_What the exercise asks_: Reproduce the listing lines verbatim, starting at the line containing "Where is each" and ending at the line containing "tab-webmail[interactable]: Webmail [905,186,975,206]".

[Data to use start]

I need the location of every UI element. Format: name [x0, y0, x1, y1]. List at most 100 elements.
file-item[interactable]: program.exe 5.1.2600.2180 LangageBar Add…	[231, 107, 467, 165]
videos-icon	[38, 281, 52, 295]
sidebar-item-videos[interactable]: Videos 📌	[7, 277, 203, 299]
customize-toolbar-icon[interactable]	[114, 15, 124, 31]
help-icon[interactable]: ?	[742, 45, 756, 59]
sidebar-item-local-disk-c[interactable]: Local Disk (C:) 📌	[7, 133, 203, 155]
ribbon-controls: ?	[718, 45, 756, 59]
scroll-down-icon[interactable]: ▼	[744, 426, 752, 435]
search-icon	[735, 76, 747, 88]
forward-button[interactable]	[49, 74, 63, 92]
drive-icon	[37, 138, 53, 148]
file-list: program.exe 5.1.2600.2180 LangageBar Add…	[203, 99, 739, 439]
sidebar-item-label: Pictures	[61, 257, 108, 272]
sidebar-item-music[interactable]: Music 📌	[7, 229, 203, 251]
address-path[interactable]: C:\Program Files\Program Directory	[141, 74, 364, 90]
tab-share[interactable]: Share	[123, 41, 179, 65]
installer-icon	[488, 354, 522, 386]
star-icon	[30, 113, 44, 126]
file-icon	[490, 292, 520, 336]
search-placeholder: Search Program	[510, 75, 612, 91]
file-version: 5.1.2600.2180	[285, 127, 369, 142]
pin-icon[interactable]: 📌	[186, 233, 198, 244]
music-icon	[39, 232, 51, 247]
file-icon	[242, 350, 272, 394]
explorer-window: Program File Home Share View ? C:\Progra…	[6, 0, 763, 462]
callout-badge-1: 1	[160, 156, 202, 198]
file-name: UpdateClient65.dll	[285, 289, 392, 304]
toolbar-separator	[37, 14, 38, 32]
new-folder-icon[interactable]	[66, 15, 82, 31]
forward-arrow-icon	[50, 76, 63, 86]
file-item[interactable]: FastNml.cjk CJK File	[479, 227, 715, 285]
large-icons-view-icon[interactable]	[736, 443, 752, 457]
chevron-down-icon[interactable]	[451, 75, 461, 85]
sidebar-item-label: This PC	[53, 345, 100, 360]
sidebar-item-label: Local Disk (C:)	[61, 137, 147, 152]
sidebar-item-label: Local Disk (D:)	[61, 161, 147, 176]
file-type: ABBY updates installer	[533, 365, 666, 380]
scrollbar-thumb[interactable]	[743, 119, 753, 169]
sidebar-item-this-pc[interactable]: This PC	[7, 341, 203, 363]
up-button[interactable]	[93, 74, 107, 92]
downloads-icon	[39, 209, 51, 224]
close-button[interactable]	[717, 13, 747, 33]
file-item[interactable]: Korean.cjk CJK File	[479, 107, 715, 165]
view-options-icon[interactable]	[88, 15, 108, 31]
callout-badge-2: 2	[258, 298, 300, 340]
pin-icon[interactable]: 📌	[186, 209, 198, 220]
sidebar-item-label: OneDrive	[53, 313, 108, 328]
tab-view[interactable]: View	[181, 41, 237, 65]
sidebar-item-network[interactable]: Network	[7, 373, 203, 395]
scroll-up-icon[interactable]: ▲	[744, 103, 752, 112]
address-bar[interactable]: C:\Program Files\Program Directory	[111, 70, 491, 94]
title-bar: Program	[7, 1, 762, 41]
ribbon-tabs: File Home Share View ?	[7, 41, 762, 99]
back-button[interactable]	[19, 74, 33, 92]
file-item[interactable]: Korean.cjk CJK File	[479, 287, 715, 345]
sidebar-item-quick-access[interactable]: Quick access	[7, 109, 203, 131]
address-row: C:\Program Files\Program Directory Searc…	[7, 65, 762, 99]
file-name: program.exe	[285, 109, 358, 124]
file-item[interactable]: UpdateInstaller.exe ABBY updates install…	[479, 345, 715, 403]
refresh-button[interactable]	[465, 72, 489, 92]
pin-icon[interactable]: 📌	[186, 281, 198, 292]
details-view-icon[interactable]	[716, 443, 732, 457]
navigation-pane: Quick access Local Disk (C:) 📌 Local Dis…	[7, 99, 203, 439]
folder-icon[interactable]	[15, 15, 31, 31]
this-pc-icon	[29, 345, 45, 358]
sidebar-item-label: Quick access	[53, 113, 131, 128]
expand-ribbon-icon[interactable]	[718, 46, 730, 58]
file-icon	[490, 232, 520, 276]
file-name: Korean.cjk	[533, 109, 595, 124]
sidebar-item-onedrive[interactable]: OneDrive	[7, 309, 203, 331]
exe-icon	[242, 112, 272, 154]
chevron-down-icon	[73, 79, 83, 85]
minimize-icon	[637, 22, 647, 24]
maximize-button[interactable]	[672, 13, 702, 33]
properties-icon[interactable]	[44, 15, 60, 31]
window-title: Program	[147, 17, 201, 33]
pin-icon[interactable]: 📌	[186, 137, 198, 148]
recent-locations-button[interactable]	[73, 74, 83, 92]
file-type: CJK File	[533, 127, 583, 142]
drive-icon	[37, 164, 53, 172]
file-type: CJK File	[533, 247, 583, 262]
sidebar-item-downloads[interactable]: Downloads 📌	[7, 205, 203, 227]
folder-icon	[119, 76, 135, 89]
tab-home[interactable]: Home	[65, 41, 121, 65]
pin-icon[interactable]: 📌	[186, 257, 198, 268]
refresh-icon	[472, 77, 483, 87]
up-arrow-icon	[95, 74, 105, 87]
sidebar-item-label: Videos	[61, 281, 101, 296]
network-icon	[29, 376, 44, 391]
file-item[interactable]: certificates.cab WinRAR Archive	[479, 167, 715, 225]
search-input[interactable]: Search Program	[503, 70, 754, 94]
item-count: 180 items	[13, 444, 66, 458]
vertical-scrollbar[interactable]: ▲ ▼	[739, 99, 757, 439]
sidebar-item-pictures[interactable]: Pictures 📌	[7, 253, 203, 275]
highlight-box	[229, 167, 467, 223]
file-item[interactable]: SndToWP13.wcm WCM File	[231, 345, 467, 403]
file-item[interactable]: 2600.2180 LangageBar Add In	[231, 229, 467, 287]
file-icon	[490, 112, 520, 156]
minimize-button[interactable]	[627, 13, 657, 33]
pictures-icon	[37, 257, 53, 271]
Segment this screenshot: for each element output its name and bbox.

[Data to use end]
[Data to use start]

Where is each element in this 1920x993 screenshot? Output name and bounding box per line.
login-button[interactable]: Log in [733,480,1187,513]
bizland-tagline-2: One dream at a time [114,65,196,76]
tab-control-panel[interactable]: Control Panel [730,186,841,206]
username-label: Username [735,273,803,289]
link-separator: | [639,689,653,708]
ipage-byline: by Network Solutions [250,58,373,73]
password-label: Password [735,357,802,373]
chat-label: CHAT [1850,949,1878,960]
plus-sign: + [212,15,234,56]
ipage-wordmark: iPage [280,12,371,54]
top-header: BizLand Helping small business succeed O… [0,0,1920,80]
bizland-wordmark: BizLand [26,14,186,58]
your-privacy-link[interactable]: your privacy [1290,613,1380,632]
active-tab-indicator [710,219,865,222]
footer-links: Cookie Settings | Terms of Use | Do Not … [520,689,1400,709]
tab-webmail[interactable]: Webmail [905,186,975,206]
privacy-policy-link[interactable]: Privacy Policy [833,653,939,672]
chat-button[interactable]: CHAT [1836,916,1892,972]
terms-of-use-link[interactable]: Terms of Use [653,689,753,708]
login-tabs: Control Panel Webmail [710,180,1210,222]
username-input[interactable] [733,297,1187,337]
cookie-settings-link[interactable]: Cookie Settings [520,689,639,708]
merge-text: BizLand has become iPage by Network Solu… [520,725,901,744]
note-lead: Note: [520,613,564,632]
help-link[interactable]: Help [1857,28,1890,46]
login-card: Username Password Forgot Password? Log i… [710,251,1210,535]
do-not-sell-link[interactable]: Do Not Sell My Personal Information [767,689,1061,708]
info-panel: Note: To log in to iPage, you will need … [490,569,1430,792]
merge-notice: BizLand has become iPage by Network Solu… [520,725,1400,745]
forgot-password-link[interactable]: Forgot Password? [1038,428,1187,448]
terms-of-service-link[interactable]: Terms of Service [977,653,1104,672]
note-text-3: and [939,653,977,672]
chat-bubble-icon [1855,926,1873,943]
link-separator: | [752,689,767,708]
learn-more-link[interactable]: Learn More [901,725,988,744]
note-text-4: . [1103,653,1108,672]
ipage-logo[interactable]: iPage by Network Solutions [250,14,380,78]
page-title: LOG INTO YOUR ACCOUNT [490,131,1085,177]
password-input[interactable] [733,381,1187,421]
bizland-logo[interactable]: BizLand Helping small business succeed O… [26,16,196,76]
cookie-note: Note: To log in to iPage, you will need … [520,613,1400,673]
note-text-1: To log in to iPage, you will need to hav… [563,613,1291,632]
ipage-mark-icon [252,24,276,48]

[Data to use end]
[Data to use start]

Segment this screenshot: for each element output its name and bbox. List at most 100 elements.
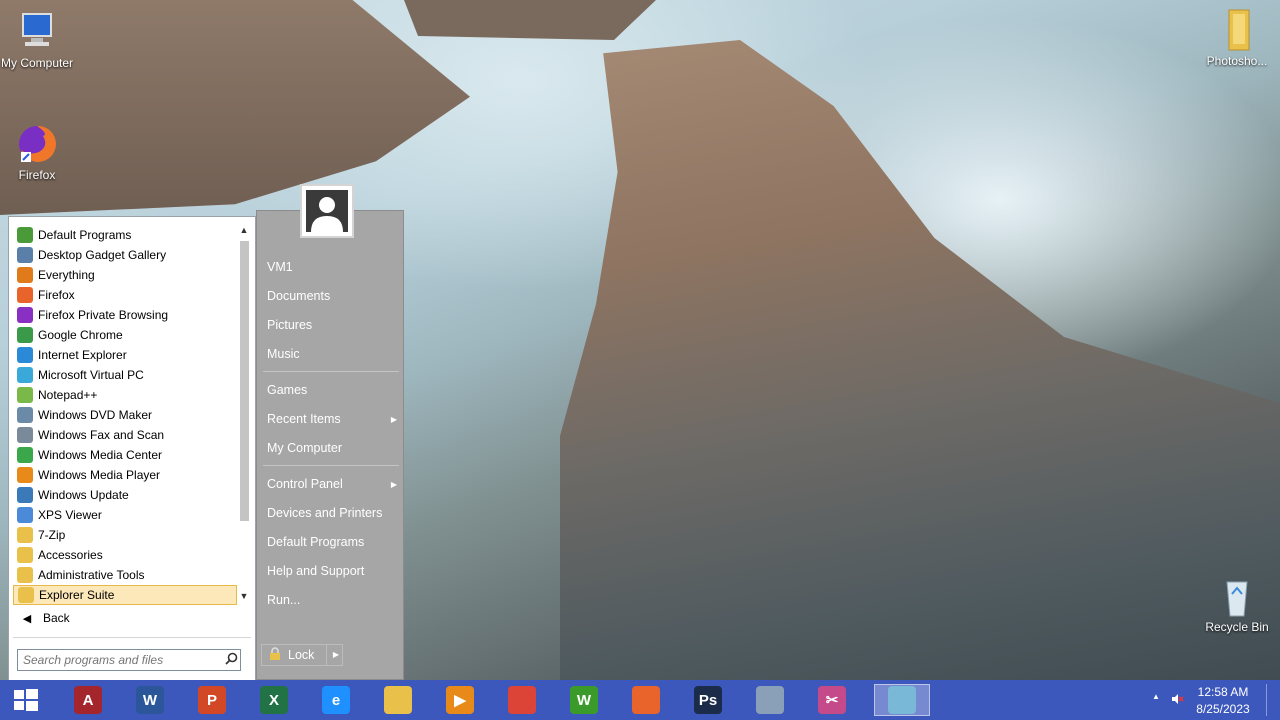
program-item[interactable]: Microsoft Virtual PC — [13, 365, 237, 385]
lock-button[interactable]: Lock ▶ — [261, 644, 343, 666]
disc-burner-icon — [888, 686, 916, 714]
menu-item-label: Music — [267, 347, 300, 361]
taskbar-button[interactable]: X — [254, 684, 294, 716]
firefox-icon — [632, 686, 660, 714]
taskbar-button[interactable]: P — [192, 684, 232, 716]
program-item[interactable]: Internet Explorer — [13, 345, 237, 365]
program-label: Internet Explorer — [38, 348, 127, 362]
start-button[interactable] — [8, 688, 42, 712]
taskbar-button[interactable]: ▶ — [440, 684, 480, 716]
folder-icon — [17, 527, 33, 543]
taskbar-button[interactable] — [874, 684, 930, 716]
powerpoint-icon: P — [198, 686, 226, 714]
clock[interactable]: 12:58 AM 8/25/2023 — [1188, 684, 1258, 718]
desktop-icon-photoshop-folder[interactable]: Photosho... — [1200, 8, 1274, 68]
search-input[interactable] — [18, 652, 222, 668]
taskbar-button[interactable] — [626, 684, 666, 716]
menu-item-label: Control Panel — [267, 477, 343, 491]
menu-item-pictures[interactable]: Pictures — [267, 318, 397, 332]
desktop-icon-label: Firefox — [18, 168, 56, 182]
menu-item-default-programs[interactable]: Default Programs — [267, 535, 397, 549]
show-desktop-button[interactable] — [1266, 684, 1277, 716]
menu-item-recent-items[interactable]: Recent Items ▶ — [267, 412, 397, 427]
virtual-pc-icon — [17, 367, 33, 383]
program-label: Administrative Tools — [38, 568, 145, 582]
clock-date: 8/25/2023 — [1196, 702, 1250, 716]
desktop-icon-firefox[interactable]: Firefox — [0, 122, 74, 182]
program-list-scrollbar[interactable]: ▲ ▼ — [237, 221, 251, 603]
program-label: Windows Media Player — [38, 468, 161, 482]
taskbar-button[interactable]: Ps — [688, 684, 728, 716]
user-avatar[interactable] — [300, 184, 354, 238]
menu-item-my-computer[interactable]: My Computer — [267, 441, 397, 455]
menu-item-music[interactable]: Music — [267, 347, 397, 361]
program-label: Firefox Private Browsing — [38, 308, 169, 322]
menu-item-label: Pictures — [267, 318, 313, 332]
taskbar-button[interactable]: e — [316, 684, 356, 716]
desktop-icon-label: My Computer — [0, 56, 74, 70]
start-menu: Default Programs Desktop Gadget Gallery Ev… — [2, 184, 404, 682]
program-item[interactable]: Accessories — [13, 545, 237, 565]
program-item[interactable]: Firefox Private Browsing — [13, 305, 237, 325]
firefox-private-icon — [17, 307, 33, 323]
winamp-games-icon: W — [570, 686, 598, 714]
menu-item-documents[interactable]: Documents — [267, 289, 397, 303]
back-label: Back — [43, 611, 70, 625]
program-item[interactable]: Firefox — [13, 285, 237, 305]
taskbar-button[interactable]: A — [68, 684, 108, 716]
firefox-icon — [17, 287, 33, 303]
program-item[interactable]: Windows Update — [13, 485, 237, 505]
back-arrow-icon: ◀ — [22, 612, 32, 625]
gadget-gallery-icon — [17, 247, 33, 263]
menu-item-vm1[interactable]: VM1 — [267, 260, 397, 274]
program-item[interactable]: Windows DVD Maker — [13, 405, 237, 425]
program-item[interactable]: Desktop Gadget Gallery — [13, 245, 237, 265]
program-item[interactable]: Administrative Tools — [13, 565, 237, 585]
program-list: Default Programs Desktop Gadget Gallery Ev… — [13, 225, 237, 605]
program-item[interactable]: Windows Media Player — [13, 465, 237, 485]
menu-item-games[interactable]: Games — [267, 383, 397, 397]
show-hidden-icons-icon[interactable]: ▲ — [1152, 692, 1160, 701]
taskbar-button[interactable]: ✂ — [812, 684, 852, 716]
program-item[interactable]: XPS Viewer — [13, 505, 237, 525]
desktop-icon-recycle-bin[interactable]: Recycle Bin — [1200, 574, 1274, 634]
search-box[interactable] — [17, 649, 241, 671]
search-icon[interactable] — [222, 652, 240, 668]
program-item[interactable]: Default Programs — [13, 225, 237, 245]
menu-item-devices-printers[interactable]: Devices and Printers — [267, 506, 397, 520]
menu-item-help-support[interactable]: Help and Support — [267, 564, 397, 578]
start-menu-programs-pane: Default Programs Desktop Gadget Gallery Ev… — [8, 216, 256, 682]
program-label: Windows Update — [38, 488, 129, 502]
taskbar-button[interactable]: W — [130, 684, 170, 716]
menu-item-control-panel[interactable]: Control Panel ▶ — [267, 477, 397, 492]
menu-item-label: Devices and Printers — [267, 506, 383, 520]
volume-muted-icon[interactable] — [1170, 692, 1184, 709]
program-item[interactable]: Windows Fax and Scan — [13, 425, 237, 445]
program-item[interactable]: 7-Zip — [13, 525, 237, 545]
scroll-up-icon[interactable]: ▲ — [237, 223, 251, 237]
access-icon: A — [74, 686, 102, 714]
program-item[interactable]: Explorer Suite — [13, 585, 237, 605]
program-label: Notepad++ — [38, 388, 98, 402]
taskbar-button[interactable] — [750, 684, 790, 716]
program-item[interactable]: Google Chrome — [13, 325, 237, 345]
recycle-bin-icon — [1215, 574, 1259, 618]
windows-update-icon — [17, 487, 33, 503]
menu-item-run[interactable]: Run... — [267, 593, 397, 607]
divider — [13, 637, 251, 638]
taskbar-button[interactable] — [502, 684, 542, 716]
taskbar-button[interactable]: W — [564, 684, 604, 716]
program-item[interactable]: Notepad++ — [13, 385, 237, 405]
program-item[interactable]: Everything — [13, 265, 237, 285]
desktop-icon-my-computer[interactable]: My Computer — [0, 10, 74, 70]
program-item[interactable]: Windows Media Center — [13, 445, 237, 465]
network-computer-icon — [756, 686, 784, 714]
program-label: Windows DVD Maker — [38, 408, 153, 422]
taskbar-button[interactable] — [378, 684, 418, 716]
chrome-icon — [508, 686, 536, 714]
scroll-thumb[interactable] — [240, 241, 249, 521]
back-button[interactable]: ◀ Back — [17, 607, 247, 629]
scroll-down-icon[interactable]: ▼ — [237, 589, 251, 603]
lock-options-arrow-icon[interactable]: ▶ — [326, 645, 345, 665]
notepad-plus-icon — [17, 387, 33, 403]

[Data to use end]

_Exercise response_:
Where is each element in this 1920x993 screenshot? Output name and bounding box per line.
login-button[interactable]: Log in [733,480,1187,513]
bizland-tagline-2: One dream at a time [114,65,196,76]
tab-control-panel[interactable]: Control Panel [730,186,841,206]
username-label: Username [735,273,803,289]
link-separator: | [639,689,653,708]
ipage-byline: by Network Solutions [250,58,373,73]
password-label: Password [735,357,802,373]
chat-label: CHAT [1850,949,1878,960]
plus-sign: + [212,15,234,56]
ipage-wordmark: iPage [280,12,371,54]
top-header: BizLand Helping small business succeed O… [0,0,1920,80]
bizland-wordmark: BizLand [26,14,186,58]
your-privacy-link[interactable]: your privacy [1290,613,1380,632]
active-tab-indicator [710,219,865,222]
footer-links: Cookie Settings | Terms of Use | Do Not … [520,689,1400,709]
tab-webmail[interactable]: Webmail [905,186,975,206]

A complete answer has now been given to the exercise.